start Selection

Reward models are crucial components in RLHF pipelines, learning to predict human preferences between different model outputs. The trained reward model serves as a proxy for human judgment, providing feedback signals for policy optimization.
This configuration extends TrainingArguments with parameters specific to training reward models using pairwise preference data. The model learns to assign higher scores to preferred (chosen) responses compared to non-preferred (rejected) responses.
Key concepts: - Bradley-Terry model: P(chosen > rejected) = sigmoid(r_chosen - r_rejected) - Margin-based losses: Optionally enforce minimum score differences - Reward centering: Regularization to maintain mean-zero rewards
- trainer_prefix#
Prefix for trainer logs and checkpoints. Default: “rewardtrainer”

end Selection
start Items

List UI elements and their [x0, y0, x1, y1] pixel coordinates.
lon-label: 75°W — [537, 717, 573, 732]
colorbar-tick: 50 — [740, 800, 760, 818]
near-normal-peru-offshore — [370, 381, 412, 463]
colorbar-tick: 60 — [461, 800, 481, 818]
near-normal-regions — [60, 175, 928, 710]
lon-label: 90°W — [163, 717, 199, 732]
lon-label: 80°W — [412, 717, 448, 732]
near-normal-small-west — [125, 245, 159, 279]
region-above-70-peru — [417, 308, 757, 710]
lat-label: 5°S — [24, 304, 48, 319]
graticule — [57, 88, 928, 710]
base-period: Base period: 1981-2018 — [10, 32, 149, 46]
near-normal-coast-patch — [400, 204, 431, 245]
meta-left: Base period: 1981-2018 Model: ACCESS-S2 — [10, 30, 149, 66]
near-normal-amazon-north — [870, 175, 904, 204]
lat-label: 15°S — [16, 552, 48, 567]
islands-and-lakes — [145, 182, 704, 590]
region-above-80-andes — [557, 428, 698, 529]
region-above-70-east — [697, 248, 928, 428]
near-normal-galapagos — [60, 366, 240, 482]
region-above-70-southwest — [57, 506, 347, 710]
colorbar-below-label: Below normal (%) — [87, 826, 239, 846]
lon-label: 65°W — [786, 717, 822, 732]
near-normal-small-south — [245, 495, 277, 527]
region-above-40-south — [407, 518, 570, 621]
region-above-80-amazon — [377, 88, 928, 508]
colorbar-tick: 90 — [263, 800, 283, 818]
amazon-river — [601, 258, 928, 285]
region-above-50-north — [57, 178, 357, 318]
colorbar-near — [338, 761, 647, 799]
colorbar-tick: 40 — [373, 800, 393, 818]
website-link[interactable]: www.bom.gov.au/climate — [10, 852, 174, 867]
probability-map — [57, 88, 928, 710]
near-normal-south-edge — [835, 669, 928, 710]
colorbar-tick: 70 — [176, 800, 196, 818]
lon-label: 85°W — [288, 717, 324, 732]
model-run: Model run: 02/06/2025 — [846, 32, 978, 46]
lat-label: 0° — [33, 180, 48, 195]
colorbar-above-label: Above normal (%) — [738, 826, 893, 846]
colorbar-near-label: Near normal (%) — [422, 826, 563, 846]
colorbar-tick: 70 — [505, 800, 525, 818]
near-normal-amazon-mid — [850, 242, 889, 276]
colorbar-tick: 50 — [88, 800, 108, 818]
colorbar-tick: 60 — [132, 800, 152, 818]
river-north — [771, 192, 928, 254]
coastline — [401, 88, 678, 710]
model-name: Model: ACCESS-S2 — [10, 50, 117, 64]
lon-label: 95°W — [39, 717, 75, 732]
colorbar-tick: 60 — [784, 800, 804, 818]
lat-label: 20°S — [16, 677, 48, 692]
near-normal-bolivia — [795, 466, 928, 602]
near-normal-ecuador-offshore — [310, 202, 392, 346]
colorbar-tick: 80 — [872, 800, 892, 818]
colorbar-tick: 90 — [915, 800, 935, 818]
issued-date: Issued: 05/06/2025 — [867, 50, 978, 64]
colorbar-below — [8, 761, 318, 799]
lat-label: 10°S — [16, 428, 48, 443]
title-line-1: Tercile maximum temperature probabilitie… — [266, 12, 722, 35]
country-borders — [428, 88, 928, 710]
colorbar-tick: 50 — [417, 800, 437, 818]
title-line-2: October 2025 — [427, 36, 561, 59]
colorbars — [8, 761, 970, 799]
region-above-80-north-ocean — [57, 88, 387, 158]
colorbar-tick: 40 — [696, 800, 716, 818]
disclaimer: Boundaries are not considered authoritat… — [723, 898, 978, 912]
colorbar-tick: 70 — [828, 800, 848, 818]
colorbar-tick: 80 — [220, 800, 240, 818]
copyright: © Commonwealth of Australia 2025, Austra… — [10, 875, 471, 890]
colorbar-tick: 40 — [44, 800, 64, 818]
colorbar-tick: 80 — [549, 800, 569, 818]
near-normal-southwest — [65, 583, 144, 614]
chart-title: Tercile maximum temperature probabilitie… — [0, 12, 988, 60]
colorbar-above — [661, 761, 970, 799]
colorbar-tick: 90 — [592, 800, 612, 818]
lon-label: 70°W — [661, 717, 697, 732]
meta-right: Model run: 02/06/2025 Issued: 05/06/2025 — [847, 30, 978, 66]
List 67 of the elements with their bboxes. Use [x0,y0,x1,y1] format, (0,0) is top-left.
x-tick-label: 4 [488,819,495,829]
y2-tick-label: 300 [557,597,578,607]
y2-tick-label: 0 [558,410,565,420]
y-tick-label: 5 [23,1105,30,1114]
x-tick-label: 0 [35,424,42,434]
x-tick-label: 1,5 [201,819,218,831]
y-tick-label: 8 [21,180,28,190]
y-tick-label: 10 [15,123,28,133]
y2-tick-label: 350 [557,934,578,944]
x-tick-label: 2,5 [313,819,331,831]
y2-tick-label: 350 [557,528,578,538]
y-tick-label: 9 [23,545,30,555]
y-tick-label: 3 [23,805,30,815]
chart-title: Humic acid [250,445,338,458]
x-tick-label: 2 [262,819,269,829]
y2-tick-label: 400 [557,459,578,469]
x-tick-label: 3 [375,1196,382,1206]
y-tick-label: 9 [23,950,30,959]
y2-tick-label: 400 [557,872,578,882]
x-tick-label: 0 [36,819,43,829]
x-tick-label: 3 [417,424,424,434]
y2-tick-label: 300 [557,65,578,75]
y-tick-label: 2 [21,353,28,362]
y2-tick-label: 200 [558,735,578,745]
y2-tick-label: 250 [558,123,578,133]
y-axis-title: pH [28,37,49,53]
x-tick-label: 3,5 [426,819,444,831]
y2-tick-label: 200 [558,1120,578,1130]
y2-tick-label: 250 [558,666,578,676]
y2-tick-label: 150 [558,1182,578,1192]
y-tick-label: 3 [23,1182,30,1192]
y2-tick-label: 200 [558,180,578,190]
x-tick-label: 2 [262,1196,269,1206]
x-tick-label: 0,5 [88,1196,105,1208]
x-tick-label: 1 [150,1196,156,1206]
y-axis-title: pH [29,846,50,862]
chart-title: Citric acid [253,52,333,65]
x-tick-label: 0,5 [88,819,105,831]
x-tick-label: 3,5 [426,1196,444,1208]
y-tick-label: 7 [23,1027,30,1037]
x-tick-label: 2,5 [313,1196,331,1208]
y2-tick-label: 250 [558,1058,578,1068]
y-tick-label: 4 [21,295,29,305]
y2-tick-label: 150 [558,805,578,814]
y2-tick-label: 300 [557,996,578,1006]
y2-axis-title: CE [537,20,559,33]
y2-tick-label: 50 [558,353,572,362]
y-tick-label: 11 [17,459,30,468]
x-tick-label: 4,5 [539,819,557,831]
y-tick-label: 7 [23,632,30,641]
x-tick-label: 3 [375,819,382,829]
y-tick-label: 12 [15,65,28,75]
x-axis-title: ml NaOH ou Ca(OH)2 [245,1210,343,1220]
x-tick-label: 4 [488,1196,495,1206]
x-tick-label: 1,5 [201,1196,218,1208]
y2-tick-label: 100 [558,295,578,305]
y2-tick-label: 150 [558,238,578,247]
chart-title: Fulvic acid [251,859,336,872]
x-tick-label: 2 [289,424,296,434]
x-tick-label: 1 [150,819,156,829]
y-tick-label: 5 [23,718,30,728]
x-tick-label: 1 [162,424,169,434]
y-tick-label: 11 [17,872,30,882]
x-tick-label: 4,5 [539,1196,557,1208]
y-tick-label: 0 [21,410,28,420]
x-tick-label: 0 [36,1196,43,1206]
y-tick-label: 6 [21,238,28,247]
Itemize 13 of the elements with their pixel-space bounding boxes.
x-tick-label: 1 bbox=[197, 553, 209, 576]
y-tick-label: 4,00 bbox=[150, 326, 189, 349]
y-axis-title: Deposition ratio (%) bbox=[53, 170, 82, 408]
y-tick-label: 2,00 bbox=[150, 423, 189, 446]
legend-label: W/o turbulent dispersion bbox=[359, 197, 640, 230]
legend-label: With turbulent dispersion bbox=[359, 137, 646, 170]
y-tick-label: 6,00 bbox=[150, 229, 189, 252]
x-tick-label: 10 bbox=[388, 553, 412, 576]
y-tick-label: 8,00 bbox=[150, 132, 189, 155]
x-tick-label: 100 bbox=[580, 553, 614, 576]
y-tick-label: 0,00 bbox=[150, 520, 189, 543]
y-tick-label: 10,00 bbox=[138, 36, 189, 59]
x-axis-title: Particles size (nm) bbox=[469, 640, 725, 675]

end Items

> _Problem to work on_
Please summarize the reward model configuration text in two sentences.

> _Correct result_
Reward models in RLHF pipelines learn to predict human preferences between model outputs and act as a proxy for human judgment, supplying feedback signals for policy optimization. The configuration extends TrainingArguments to train such models on pairwise preference data, scoring chosen responses above rejected ones with the Bradley-Terry model, optional margin-based losses, and reward centering, and it sets a trainer log and checkpoint prefix that defaults to "rewardtrainer".